[begin DATA SUPPLIED]

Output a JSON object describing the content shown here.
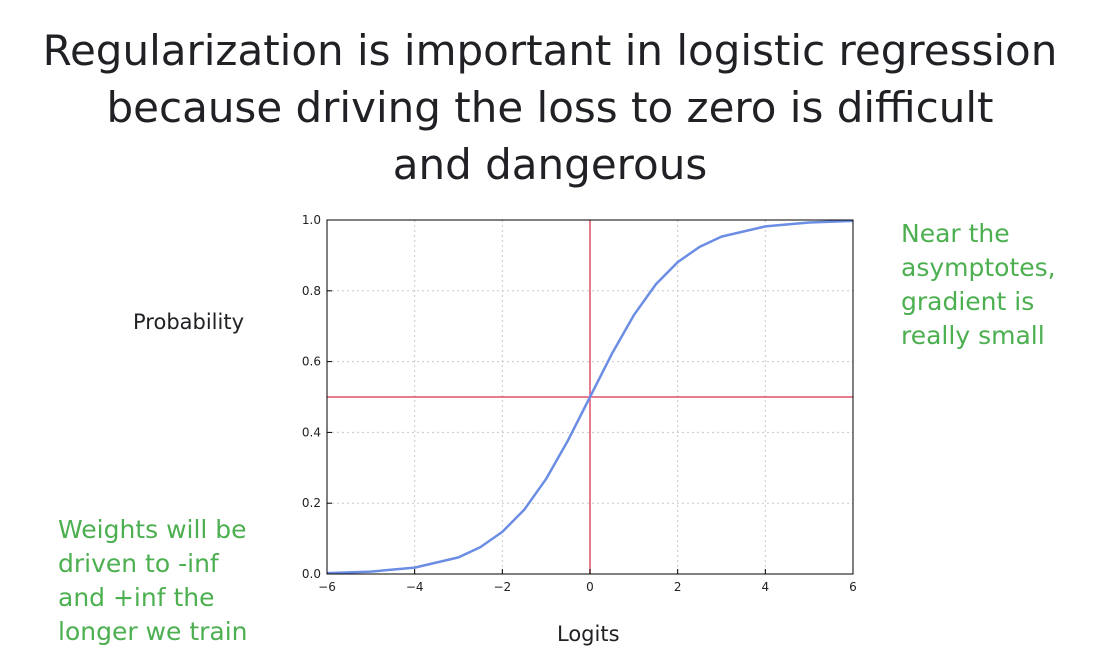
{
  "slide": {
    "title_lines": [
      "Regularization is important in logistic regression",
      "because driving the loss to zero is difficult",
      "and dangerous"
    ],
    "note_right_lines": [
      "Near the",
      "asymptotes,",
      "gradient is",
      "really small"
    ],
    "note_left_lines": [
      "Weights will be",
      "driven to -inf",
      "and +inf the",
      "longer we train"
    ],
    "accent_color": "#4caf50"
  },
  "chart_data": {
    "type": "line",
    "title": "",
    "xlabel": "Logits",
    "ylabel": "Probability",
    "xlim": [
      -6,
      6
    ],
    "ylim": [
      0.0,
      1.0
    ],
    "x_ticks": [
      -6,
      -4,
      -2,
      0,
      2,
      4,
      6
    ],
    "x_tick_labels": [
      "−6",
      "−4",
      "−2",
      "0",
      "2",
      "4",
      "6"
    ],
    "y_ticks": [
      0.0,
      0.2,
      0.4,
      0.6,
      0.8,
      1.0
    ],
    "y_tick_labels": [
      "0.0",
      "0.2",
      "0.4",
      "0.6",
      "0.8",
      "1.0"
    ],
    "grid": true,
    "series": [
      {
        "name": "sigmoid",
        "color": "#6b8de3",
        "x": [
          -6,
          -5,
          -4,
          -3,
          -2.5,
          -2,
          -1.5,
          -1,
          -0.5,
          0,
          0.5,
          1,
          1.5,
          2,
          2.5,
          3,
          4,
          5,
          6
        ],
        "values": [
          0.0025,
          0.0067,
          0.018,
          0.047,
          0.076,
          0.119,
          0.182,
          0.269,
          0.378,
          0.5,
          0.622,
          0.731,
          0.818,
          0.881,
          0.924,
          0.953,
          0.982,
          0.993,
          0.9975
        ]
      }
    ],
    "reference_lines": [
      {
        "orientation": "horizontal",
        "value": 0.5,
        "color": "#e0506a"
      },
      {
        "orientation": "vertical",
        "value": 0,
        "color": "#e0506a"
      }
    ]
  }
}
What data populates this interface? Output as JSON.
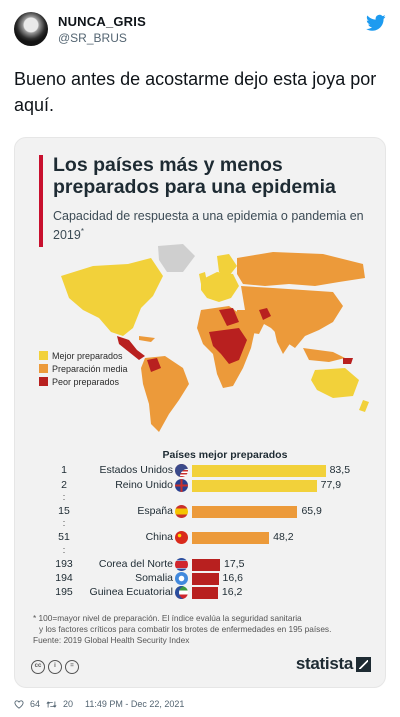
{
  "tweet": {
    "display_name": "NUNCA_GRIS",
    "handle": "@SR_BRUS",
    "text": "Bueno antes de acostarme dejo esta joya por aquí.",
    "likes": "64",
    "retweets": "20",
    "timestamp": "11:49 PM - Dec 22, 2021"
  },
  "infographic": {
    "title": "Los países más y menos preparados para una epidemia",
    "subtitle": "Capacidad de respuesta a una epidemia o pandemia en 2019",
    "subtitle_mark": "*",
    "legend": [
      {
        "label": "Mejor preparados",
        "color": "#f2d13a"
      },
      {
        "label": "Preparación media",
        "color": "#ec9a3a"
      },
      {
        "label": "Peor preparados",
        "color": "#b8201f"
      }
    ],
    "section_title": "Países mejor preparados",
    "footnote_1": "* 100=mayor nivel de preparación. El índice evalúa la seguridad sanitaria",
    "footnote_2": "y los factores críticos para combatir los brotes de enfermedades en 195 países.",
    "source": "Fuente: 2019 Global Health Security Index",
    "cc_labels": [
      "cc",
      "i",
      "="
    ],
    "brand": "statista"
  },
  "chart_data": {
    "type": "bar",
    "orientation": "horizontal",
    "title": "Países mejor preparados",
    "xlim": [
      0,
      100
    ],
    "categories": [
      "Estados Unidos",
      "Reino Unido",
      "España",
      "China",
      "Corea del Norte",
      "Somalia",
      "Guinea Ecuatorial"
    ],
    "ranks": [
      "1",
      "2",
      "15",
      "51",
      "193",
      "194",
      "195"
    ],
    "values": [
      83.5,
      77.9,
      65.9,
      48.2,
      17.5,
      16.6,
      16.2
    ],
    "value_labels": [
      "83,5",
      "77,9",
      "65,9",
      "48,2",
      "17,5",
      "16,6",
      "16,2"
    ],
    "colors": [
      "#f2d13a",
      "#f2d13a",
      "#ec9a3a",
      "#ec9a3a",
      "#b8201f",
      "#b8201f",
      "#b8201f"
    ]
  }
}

[end DATA SUPPLIED]
[begin DATA SUPPLIED]

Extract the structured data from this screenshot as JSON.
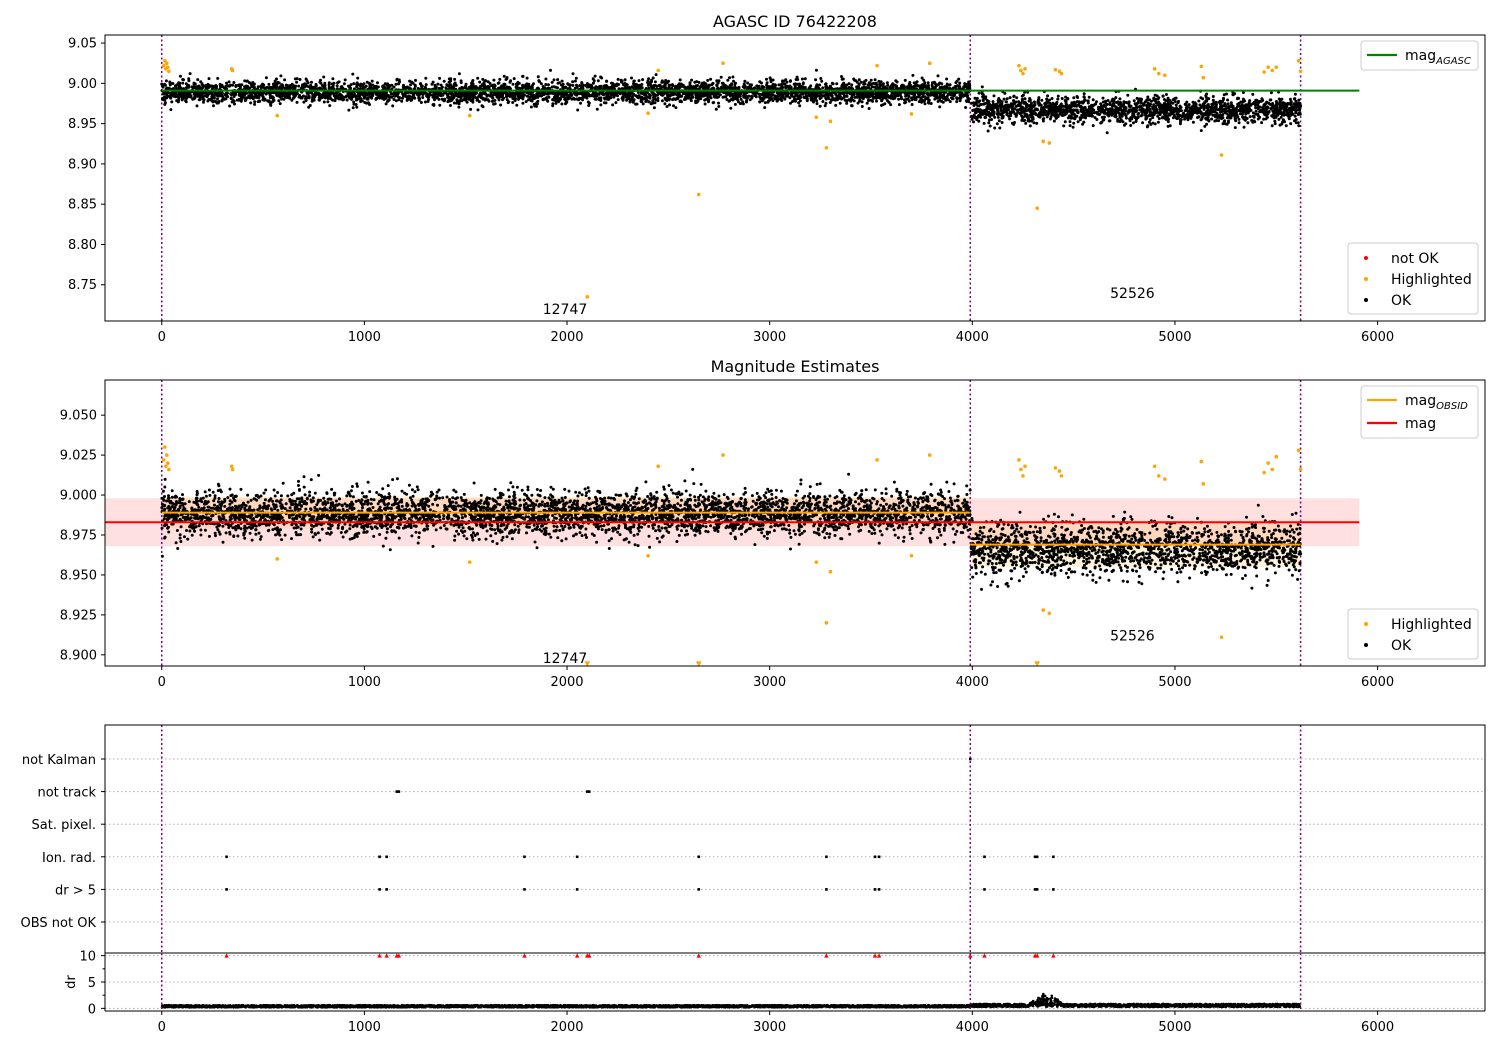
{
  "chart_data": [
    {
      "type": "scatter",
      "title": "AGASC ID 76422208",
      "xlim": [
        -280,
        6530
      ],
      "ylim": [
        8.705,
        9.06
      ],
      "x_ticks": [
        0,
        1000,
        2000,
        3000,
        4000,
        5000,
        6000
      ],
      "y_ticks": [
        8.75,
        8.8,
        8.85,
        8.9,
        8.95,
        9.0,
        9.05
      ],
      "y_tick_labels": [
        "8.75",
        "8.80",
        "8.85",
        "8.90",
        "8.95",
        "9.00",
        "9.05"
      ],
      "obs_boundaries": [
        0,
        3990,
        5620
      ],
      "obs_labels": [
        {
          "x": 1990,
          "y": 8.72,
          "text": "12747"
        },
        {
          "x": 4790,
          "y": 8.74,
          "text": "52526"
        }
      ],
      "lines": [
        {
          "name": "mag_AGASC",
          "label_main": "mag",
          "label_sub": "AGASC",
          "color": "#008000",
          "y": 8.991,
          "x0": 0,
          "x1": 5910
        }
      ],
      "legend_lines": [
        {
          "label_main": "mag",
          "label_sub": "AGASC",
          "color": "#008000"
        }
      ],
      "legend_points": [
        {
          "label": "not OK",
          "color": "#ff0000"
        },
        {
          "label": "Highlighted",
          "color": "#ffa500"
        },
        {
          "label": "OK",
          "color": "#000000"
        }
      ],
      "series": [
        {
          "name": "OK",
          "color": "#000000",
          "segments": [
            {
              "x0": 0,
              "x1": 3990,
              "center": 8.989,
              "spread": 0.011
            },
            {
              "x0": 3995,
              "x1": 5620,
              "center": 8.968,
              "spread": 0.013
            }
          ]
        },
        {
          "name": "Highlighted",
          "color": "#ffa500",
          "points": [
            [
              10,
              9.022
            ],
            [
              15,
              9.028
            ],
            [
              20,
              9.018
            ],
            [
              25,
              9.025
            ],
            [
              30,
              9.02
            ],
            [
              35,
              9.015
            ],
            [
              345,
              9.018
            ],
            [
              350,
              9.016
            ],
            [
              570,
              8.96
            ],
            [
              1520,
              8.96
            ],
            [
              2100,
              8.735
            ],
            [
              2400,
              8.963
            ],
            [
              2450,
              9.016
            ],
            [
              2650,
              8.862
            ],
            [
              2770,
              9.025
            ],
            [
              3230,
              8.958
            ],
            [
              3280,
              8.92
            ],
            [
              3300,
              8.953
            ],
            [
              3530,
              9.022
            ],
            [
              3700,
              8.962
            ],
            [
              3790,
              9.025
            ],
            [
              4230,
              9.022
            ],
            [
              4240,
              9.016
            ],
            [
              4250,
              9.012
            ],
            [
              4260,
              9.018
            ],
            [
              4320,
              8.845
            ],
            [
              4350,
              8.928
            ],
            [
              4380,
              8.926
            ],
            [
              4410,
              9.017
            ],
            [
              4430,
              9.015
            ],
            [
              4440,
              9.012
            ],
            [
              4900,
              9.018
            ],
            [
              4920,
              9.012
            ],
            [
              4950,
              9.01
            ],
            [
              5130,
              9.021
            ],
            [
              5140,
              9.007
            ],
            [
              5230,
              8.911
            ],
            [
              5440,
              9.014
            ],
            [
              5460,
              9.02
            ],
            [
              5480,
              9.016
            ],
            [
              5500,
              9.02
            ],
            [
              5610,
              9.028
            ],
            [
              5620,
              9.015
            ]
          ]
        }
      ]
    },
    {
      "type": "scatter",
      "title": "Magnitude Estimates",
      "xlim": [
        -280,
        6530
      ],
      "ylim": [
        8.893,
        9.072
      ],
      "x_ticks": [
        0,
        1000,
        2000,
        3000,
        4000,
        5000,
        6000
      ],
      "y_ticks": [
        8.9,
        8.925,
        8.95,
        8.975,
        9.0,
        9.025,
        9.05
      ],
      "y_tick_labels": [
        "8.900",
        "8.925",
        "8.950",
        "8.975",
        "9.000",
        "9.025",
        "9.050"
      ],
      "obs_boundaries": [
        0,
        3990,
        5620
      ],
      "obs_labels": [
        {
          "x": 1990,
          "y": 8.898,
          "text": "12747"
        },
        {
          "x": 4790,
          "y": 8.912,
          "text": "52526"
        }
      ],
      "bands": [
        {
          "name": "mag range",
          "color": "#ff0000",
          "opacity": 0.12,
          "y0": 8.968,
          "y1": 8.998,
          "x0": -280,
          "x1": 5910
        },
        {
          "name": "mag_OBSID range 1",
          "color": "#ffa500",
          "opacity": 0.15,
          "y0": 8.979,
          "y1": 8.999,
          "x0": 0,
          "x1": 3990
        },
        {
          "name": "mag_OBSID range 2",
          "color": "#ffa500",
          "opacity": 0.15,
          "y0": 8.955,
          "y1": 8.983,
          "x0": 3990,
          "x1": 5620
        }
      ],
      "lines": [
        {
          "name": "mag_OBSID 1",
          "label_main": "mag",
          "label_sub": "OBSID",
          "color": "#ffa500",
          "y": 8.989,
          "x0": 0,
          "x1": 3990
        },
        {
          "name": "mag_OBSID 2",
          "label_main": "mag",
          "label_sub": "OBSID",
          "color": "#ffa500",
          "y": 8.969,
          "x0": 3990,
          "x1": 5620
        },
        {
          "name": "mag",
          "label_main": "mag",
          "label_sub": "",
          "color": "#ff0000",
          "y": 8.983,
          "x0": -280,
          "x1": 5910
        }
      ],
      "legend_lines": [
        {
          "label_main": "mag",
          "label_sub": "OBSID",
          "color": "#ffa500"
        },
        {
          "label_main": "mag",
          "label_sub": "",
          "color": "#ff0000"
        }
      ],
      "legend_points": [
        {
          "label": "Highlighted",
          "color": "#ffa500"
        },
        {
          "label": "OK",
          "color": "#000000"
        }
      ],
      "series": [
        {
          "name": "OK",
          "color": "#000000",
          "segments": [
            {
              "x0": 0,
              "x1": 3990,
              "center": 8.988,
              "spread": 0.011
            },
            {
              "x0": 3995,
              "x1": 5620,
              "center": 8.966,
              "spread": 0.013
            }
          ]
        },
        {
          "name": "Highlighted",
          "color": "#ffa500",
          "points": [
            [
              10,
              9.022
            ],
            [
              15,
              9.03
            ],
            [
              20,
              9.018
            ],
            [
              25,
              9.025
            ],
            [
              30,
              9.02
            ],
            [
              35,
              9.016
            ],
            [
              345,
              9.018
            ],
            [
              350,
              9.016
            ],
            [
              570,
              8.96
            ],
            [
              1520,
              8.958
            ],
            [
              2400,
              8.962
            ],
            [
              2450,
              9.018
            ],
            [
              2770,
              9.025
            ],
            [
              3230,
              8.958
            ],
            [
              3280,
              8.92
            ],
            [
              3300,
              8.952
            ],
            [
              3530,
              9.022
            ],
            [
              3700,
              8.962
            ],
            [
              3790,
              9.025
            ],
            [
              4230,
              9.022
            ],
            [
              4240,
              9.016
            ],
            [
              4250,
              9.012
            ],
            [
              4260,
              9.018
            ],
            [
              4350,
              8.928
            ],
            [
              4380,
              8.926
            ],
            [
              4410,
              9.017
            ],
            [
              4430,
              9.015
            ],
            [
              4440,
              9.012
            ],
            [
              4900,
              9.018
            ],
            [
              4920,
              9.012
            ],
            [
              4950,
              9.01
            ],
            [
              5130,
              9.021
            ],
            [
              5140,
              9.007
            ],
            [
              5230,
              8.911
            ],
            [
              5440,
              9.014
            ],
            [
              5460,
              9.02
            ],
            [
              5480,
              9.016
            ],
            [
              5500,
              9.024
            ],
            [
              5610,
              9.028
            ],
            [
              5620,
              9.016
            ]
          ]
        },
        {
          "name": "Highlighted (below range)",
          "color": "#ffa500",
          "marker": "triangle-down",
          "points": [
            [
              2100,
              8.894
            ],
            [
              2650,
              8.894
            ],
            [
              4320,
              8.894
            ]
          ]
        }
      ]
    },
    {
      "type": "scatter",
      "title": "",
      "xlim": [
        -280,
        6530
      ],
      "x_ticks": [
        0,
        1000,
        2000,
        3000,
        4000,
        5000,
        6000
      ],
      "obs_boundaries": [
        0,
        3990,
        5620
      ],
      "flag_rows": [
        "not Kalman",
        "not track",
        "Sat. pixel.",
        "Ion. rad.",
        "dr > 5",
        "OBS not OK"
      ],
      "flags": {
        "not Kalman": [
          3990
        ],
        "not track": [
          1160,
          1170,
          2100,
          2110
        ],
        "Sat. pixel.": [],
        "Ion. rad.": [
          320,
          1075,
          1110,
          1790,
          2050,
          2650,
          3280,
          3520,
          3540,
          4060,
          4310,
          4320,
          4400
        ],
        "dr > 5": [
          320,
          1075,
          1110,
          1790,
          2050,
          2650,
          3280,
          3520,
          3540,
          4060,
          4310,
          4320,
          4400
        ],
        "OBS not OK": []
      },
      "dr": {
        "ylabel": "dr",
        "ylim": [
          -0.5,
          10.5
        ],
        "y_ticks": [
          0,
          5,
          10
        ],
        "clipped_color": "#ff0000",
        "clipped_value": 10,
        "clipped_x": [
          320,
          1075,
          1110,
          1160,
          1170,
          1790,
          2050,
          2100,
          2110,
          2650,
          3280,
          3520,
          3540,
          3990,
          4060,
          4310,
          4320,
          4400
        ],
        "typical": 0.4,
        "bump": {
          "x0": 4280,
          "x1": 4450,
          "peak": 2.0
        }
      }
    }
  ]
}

[end DATA SUPPLIED]

• REQUIREMENTS
Locate the lines above that hold the word "this". Show every one of them.

• THE REPLY
What data populates this interface? Output as JSON.
Extract the structured data from this screenshot as JSON.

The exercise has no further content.